:: BRIEF ::
Print all the entries verbatim.

(Records)
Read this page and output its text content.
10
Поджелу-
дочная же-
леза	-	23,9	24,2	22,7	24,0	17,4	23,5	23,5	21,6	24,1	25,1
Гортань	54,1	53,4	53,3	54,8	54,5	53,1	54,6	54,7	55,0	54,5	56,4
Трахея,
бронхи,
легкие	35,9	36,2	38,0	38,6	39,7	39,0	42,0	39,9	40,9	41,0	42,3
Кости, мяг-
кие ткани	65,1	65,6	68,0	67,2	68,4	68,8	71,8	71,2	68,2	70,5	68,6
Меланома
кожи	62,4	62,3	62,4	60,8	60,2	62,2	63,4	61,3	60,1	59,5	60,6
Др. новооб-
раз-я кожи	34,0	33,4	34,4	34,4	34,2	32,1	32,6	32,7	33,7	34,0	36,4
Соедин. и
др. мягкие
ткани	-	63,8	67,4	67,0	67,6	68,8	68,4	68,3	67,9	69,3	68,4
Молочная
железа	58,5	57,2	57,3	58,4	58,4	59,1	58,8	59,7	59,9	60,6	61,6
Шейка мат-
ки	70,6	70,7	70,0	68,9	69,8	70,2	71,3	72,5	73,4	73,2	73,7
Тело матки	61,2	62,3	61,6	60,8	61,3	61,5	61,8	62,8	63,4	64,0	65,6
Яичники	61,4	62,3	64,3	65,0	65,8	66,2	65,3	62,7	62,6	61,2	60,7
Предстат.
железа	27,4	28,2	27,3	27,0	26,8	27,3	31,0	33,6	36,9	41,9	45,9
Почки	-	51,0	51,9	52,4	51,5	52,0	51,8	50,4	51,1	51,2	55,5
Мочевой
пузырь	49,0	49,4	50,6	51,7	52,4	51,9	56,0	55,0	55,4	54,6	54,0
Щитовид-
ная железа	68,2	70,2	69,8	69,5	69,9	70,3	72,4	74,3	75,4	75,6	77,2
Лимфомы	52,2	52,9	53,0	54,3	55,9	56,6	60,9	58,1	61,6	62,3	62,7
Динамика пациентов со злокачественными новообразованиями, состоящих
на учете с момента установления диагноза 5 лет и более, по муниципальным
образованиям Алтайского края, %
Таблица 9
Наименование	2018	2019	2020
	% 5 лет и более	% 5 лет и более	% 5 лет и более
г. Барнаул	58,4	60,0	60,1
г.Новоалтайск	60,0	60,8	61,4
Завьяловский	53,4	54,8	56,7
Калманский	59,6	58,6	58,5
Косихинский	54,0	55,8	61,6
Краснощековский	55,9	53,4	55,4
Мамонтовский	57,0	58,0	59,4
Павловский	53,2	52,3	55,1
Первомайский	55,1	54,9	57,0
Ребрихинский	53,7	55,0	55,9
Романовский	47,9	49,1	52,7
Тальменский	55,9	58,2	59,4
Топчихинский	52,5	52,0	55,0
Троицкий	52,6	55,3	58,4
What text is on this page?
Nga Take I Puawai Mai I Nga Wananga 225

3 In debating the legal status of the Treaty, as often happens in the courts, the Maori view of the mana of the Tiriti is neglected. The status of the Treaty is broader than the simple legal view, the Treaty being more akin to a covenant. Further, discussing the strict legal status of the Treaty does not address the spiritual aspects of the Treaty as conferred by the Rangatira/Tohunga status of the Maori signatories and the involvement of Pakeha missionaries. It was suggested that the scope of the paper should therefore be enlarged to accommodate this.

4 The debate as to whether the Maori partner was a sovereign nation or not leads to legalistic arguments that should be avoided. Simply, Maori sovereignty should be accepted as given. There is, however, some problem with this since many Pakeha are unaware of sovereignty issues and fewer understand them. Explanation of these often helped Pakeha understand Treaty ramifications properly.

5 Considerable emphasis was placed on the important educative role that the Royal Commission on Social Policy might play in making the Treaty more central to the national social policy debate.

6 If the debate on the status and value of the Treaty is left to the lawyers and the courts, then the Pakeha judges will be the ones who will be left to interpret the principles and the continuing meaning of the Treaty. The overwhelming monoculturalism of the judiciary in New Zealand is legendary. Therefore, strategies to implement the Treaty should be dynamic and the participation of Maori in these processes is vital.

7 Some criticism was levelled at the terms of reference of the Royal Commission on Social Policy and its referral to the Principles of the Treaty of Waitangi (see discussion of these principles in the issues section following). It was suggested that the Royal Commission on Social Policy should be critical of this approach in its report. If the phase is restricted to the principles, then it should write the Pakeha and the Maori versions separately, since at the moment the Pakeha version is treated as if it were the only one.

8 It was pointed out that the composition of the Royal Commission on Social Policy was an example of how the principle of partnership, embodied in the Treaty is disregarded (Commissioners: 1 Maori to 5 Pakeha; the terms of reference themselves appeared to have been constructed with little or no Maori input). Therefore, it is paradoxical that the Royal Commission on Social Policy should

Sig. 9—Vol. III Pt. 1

:: SOLUTION TO THIS PROBLEM ::
Read this page and output its text content.
10
Поджелу-
дочная же-
леза	-	23,9	24,2	22,7	24,0	17,4	23,5	23,5	21,6	24,1	25,1
Гортань	54,1	53,4	53,3	54,8	54,5	53,1	54,6	54,7	55,0	54,5	56,4
Трахея,
бронхи,
легкие	35,9	36,2	38,0	38,6	39,7	39,0	42,0	39,9	40,9	41,0	42,3
Кости, мяг-
кие ткани	65,1	65,6	68,0	67,2	68,4	68,8	71,8	71,2	68,2	70,5	68,6
Меланома
кожи	62,4	62,3	62,4	60,8	60,2	62,2	63,4	61,3	60,1	59,5	60,6
Др. новооб-
раз-я кожи	34,0	33,4	34,4	34,4	34,2	32,1	32,6	32,7	33,7	34,0	36,4
Соедин. и
др. мягкие
ткани	-	63,8	67,4	67,0	67,6	68,8	68,4	68,3	67,9	69,3	68,4
Молочная
железа	58,5	57,2	57,3	58,4	58,4	59,1	58,8	59,7	59,9	60,6	61,6
Шейка мат-
ки	70,6	70,7	70,0	68,9	69,8	70,2	71,3	72,5	73,4	73,2	73,7
Тело матки	61,2	62,3	61,6	60,8	61,3	61,5	61,8	62,8	63,4	64,0	65,6
Яичники	61,4	62,3	64,3	65,0	65,8	66,2	65,3	62,7	62,6	61,2	60,7
Предстат.
железа	27,4	28,2	27,3	27,0	26,8	27,3	31,0	33,6	36,9	41,9	45,9
Почки	-	51,0	51,9	52,4	51,5	52,0	51,8	50,4	51,1	51,2	55,5
Мочевой
пузырь	49,0	49,4	50,6	51,7	52,4	51,9	56,0	55,0	55,4	54,6	54,0
Щитовид-
ная железа	68,2	70,2	69,8	69,5	69,9	70,3	72,4	74,3	75,4	75,6	77,2
Лимфомы	52,2	52,9	53,0	54,3	55,9	56,6	60,9	58,1	61,6	62,3	62,7
Динамика пациентов со злокачественными новообразованиями, состоящих
на учете с момента установления диагноза 5 лет и более, по муниципальным
образованиям Алтайского края, %
Таблица 9
Наименование	2018	2019	2020
	% 5 лет и более	% 5 лет и более	% 5 лет и более
г. Барнаул	58,4	60,0	60,1
г.Новоалтайск	60,0	60,8	61,4
Завьяловский	53,4	54,8	56,7
Калманский	59,6	58,6	58,5
Косихинский	54,0	55,8	61,6
Краснощековский	55,9	53,4	55,4
Мамонтовский	57,0	58,0	59,4
Павловский	53,2	52,3	55,1
Первомайский	55,1	54,9	57,0
Ребрихинский	53,7	55,0	55,9
Романовский	47,9	49,1	52,7
Тальменский	55,9	58,2	59,4
Топчихинский	52,5	52,0	55,0
Троицкий	52,6	55,3	58,4
What text is on this page?
Nga Take I Puawai Mai I Nga Wananga 225

3 In debating the legal status of the Treaty, as often happens in the courts, the Maori view of the mana of the Tiriti is neglected. The status of the Treaty is broader than the simple legal view, the Treaty being more akin to a covenant. Further, discussing the strict legal status of the Treaty does not address the spiritual aspects of the Treaty as conferred by the Rangatira/Tohunga status of the Maori signatories and the involvement of Pakeha missionaries. It was suggested that the scope of the paper should therefore be enlarged to accommodate this.

4 The debate as to whether the Maori partner was a sovereign nation or not leads to legalistic arguments that should be avoided. Simply, Maori sovereignty should be accepted as given. There is, however, some problem with this since many Pakeha are unaware of sovereignty issues and fewer understand them. Explanation of these often helped Pakeha understand Treaty ramifications properly.

5 Considerable emphasis was placed on the important educative role that the Royal Commission on Social Policy might play in making the Treaty more central to the national social policy debate.

6 If the debate on the status and value of the Treaty is left to the lawyers and the courts, then the Pakeha judges will be the ones who will be left to interpret the principles and the continuing meaning of the Treaty. The overwhelming monoculturalism of the judiciary in New Zealand is legendary. Therefore, strategies to implement the Treaty should be dynamic and the participation of Maori in these processes is vital.

7 Some criticism was levelled at the terms of reference of the Royal Commission on Social Policy and its referral to the Principles of the Treaty of Waitangi (see discussion of these principles in the issues section following). It was suggested that the Royal Commission on Social Policy should be critical of this approach in its report. If the phase is restricted to the principles, then it should write the Pakeha and the Maori versions separately, since at the moment the Pakeha version is treated as if it were the only one.

8 It was pointed out that the composition of the Royal Commission on Social Policy was an example of how the principle of partnership, embodied in the Treaty is disregarded (Commissioners: 1 Maori to 5 Pakeha; the terms of reference themselves appeared to have been constructed with little or no Maori input). Therefore, it is paradoxical that the Royal Commission on Social Policy should

Sig. 9—Vol. III Pt. 1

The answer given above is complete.